= Items listed in a dataset =

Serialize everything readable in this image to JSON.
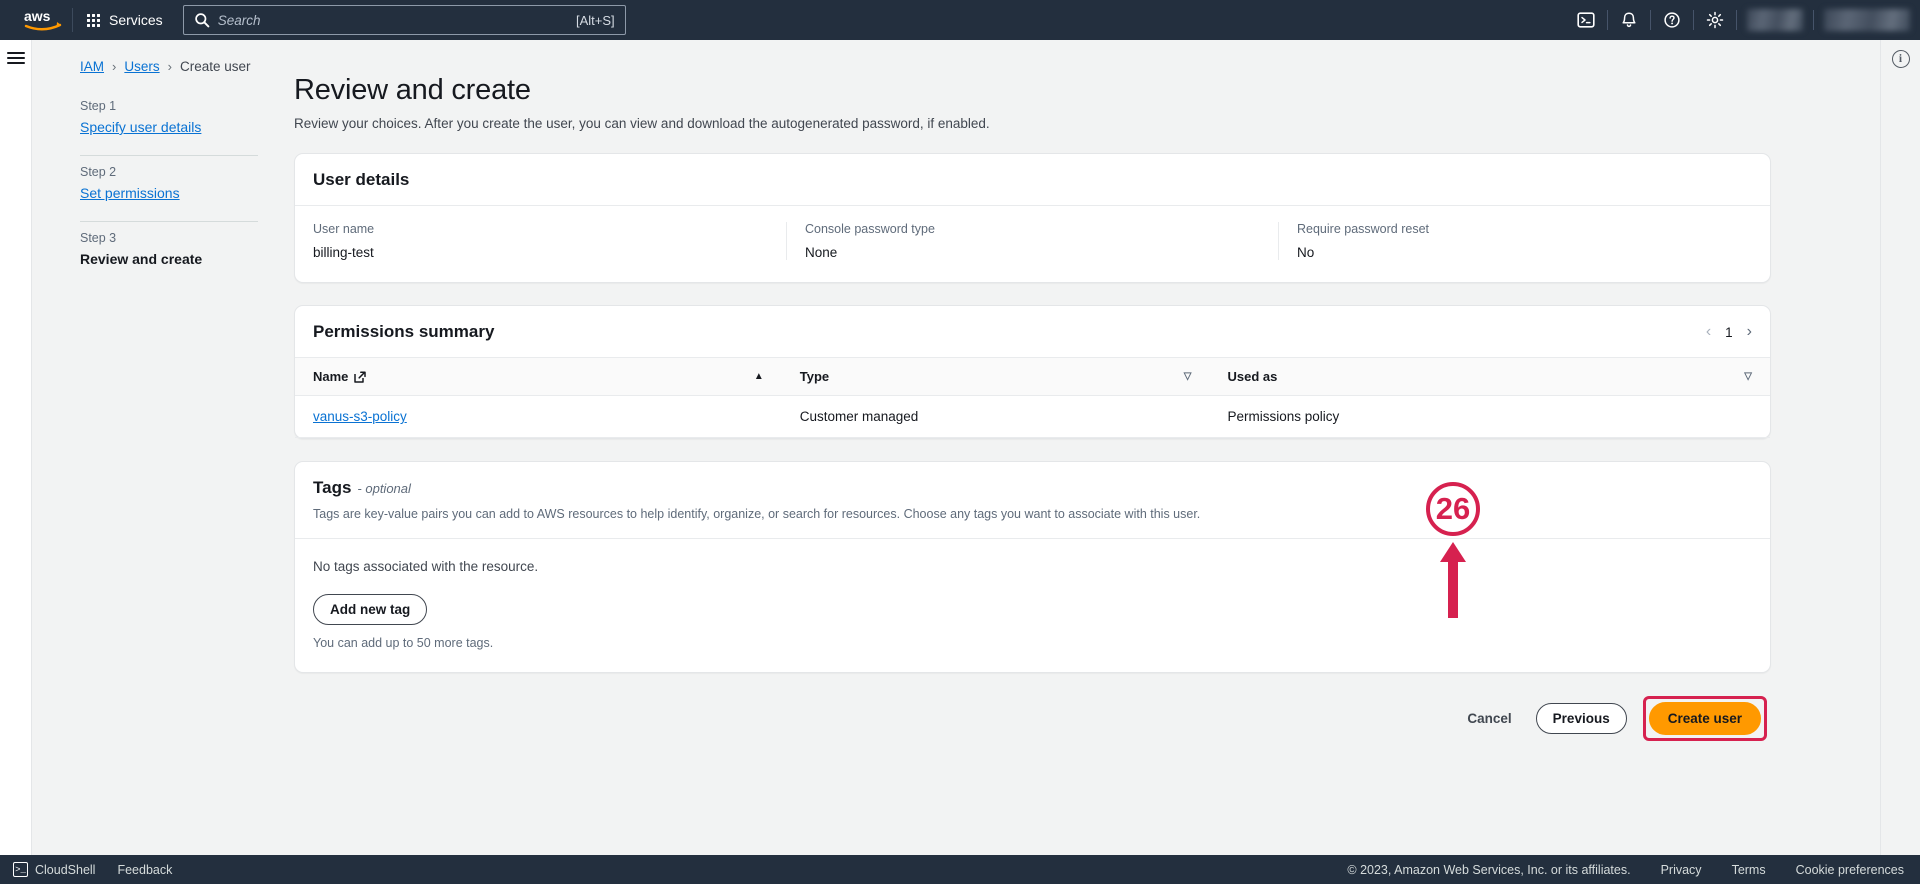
{
  "topnav": {
    "logo_alt": "aws",
    "services_label": "Services",
    "search_placeholder": "Search",
    "search_value": "",
    "search_shortcut": "[Alt+S]",
    "icons": [
      "cloudshell-icon",
      "notifications-bell-icon",
      "help-circle-icon",
      "settings-gear-icon"
    ],
    "region_selector": "",
    "account_menu": ""
  },
  "breadcrumb": {
    "items": [
      {
        "label": "IAM",
        "type": "link"
      },
      {
        "label": "Users",
        "type": "link"
      },
      {
        "label": "Create user",
        "type": "current"
      }
    ],
    "separator": "›"
  },
  "stepnav": {
    "steps": [
      {
        "number": "Step 1",
        "label": "Specify user details",
        "current": false
      },
      {
        "number": "Step 2",
        "label": "Set permissions",
        "current": false
      },
      {
        "number": "Step 3",
        "label": "Review and create",
        "current": true
      }
    ]
  },
  "main": {
    "title": "Review and create",
    "subtitle": "Review your choices. After you create the user, you can view and download the autogenerated password, if enabled."
  },
  "user_details": {
    "title": "User details",
    "fields": [
      {
        "key": "User name",
        "value": "billing-test"
      },
      {
        "key": "Console password type",
        "value": "None"
      },
      {
        "key": "Require password reset",
        "value": "No"
      }
    ]
  },
  "permissions_summary": {
    "title": "Permissions summary",
    "pagination": {
      "prev": "‹",
      "page": "1",
      "next": "›"
    },
    "columns": [
      {
        "label": "Name",
        "sort": "asc",
        "external_link": true
      },
      {
        "label": "Type",
        "sort": "filter",
        "external_link": false
      },
      {
        "label": "Used as",
        "sort": "filter",
        "external_link": false
      }
    ],
    "rows": [
      {
        "name": "vanus-s3-policy",
        "type": "Customer managed",
        "used_as": "Permissions policy"
      }
    ]
  },
  "tags": {
    "title": "Tags",
    "optional_label": "- optional",
    "description": "Tags are key-value pairs you can add to AWS resources to help identify, organize, or search for resources. Choose any tags you want to associate with this user.",
    "empty_message": "No tags associated with the resource.",
    "add_button": "Add new tag",
    "limit_note": "You can add up to 50 more tags."
  },
  "actions": {
    "cancel": "Cancel",
    "previous": "Previous",
    "create": "Create user"
  },
  "annotation": {
    "number": "26",
    "color": "#d6214f"
  },
  "footer": {
    "cloudshell": "CloudShell",
    "feedback": "Feedback",
    "copyright": "© 2023, Amazon Web Services, Inc. or its affiliates.",
    "links": [
      "Privacy",
      "Terms",
      "Cookie preferences"
    ]
  },
  "colors": {
    "nav_background": "#232f3e",
    "page_background": "#f2f3f3",
    "link": "#0972d3",
    "primary_button": "#ff9900",
    "annotation": "#d6214f"
  }
}
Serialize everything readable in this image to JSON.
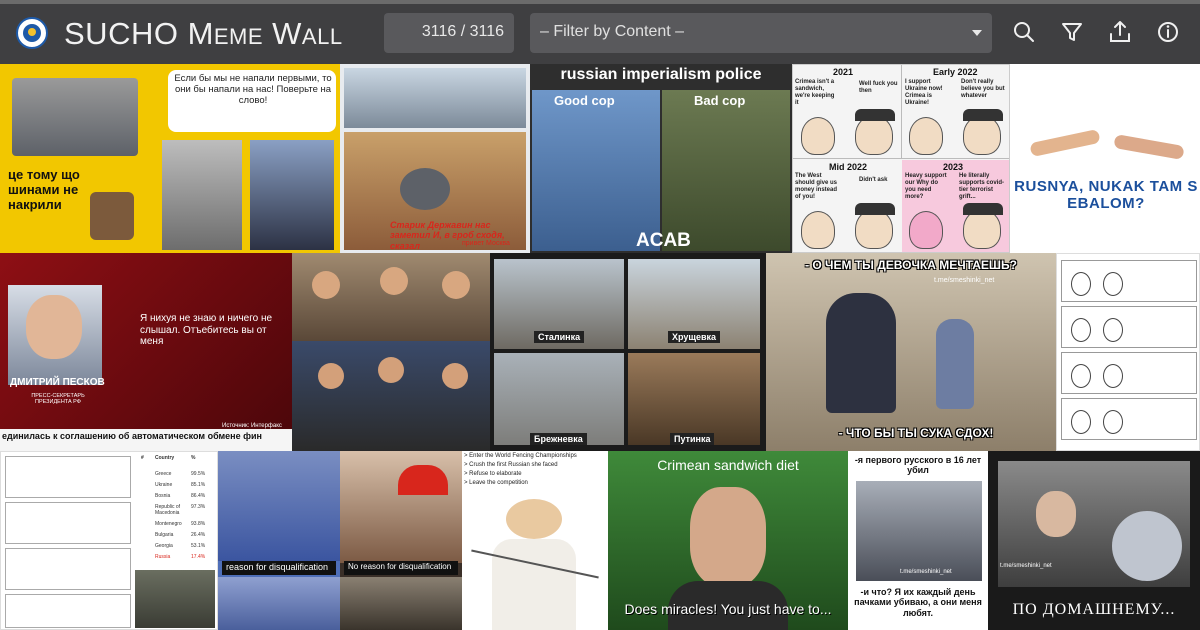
{
  "app": {
    "title": "SUCHO Meme Wall",
    "logo_icon": "sucho-logo"
  },
  "toolbar": {
    "counter": "3116 / 3116",
    "filter_label": "– Filter by Content –",
    "icons": [
      "search-icon",
      "filter-icon",
      "share-icon",
      "info-icon"
    ]
  },
  "colors": {
    "header_bg": "#3f3f41",
    "control_bg": "#59595c",
    "text": "#f2f2f2"
  },
  "memes": {
    "m1": {
      "caption": "це тому що шинами не накрили"
    },
    "m2": {
      "caption": "Если бы мы не напали первыми, то они бы напали на нас! Поверьте на слово!"
    },
    "m3": {
      "caption": "Старик Державин нас заметил И, в гроб сходя, сказал",
      "note": "привет Москва"
    },
    "m4": {
      "title": "russian imperialism police",
      "left_label": "Good cop",
      "right_label": "Bad cop",
      "bottom": "ACAB"
    },
    "m5": {
      "panels": [
        {
          "year": "2021",
          "left": "Crimea isn't a sandwich, we're keeping it",
          "right": "Well fuck you then"
        },
        {
          "year": "Early 2022",
          "left": "I support Ukraine now! Crimea is Ukraine!",
          "right": "Don't really believe you but whatever"
        },
        {
          "year": "Mid 2022",
          "left": "The West should give us money instead of you!",
          "right": "Didn't ask"
        },
        {
          "year": "2023",
          "left": "Heavy support our Why do you need more?",
          "right": "He literally supports covid-tier terrorist grift..."
        }
      ]
    },
    "m6": {
      "caption": "RUSNYA, NUKAK TAM S EBALOM?"
    },
    "m7": {
      "quote": "Я нихуя не знаю и ничего не слышал. Отъебитесь вы от меня",
      "name": "ДМИТРИЙ ПЕСКОВ",
      "role": "ПРЕСС-СЕКРЕТАРЬ ПРЕЗИДЕНТА РФ",
      "ticker": "единилась к соглашению об автоматическом обмене фин",
      "source": "Источник: Интерфакс"
    },
    "m8": {
      "labels": [
        "Сталинка",
        "Хрущевка",
        "Брежневка",
        "Путинка"
      ]
    },
    "m9": {
      "top": "- О ЧЕМ ТЫ ДЕВОЧКА МЕЧТАЕШЬ?",
      "bottom": "- ЧТО БЫ ТЫ СУКА СДОХ!",
      "watermark": "t.me/smeshinki_net"
    },
    "m11": {
      "headers": [
        "#",
        "Country",
        "%"
      ],
      "rows": [
        "Greece",
        "Ukraine",
        "Bosnia",
        "Republic of Macedonia",
        "Montenegro",
        "Bulgaria",
        "Georgia",
        "Russia"
      ],
      "values": [
        "99.5%",
        "85.1%",
        "86.4%",
        "97.3%",
        "93.8%",
        "26.4%",
        "53.1%",
        "17.4%"
      ]
    },
    "m12": {
      "top_caption": "reason for disqualification",
      "mid_caption": "No reason for disqualification"
    },
    "m13": {
      "lines": [
        "> Enter the World Fencing Championships",
        "> Crush the first Russian she faced",
        "> Refuse to elaborate",
        "> Leave the competition"
      ]
    },
    "m14": {
      "top": "Crimean sandwich diet",
      "bottom": "Does miracles! You just have to..."
    },
    "m15": {
      "top": "-я первого русского в 16 лет убил",
      "bottom": "-и что? Я их каждый день пачками убиваю, а они меня любят.",
      "watermark": "t.me/smeshinki_net"
    },
    "m16": {
      "bottom": "ПО ДОМАШНЕМУ...",
      "watermark": "t.me/smeshinki_net"
    }
  }
}
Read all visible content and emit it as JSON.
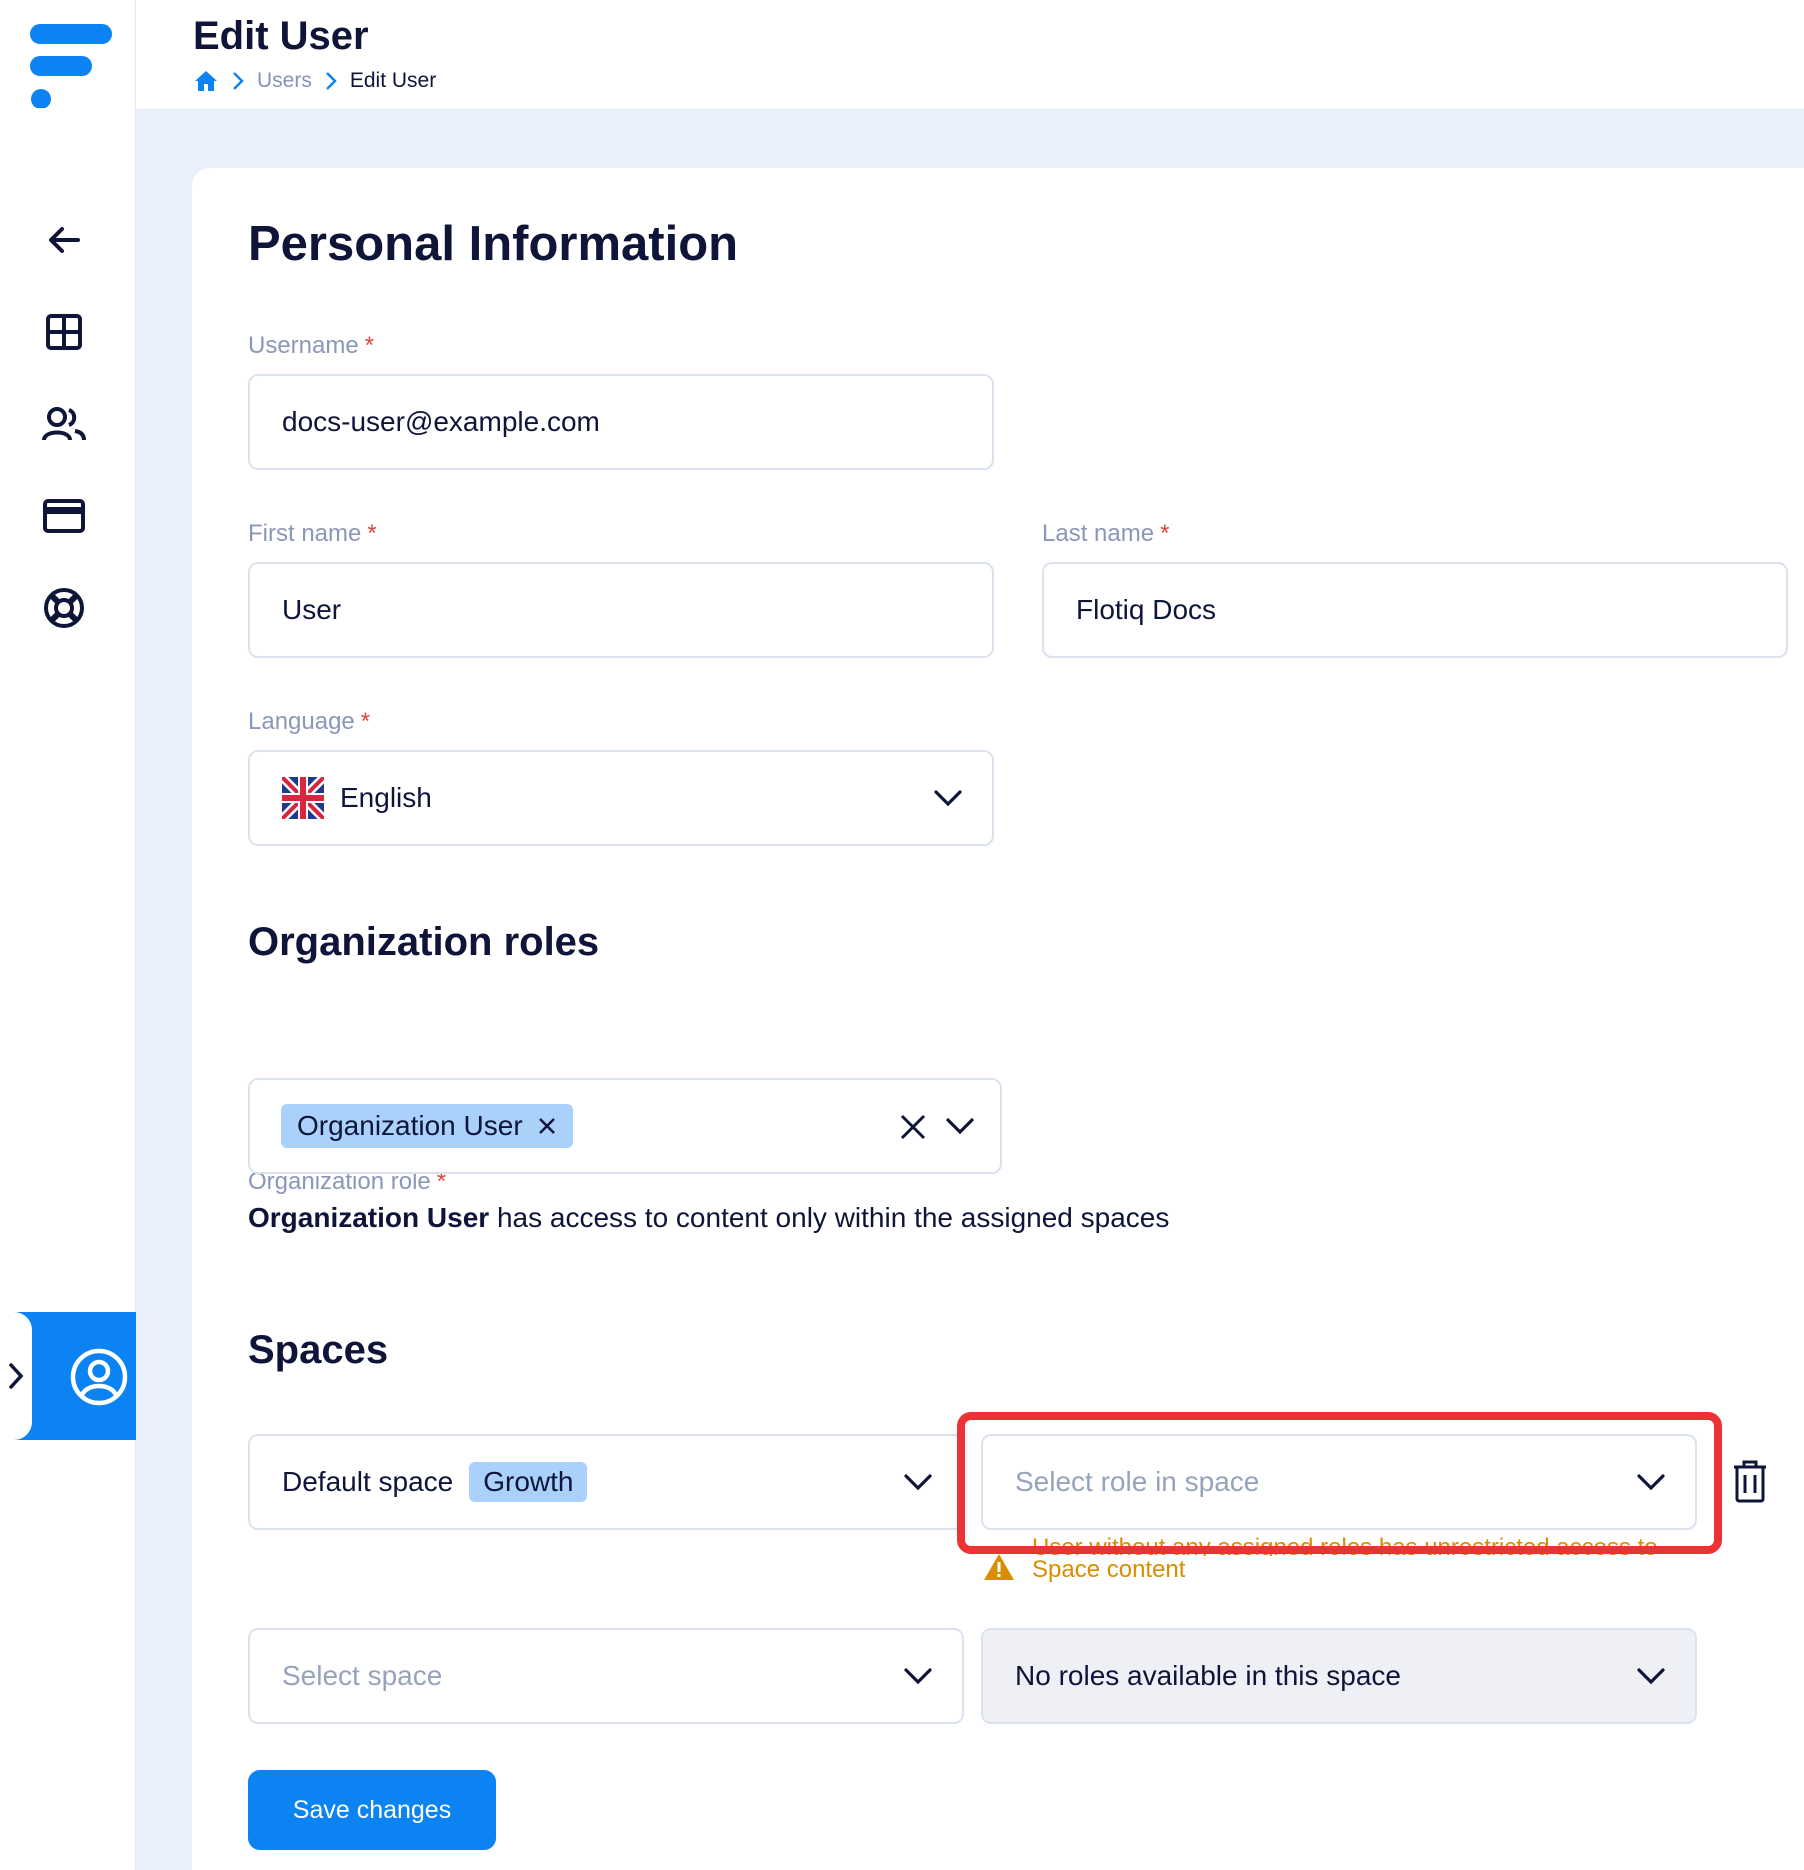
{
  "app": {
    "brand_color": "#0b83f3",
    "heading_color": "#0f1439"
  },
  "sidebar": {
    "items": [
      {
        "icon": "arrow-left-icon"
      },
      {
        "icon": "dashboard-grid-icon"
      },
      {
        "icon": "users-icon"
      },
      {
        "icon": "credit-card-icon"
      },
      {
        "icon": "lifebuoy-icon"
      }
    ],
    "user_menu_icon": "user-circle-icon"
  },
  "header": {
    "title": "Edit User",
    "breadcrumb": {
      "home_icon": "home-icon",
      "items": [
        "Users",
        "Edit User"
      ]
    }
  },
  "personal": {
    "heading": "Personal Information",
    "username": {
      "label": "Username",
      "required": "*",
      "value": "docs-user@example.com"
    },
    "first_name": {
      "label": "First name",
      "required": "*",
      "value": "User"
    },
    "last_name": {
      "label": "Last name",
      "required": "*",
      "value": "Flotiq Docs"
    },
    "language": {
      "label": "Language",
      "required": "*",
      "value": "English",
      "flag_icon": "uk-flag-icon"
    }
  },
  "org_roles": {
    "heading": "Organization roles",
    "role_field": {
      "label": "Organization role",
      "required": "*",
      "selected_tag": "Organization User"
    },
    "description_bold": "Organization User",
    "description_rest": " has access to content only within the assigned spaces"
  },
  "spaces": {
    "heading": "Spaces",
    "rows": [
      {
        "space_name": "Default space",
        "space_plan": "Growth",
        "role_placeholder": "Select role in space"
      },
      {
        "space_placeholder": "Select space",
        "role_value": "No roles available in this space"
      }
    ],
    "warning_line1": "User without any assigned roles has unrestricted access to",
    "warning_line2": "Space content",
    "warning_color": "#d98d00",
    "highlight_color": "#ee3135"
  },
  "actions": {
    "save_label": "Save changes"
  }
}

= Aim of the task =
Count all lines of the data that include "more". The answer is the number alone.

= Response for this exercise =
2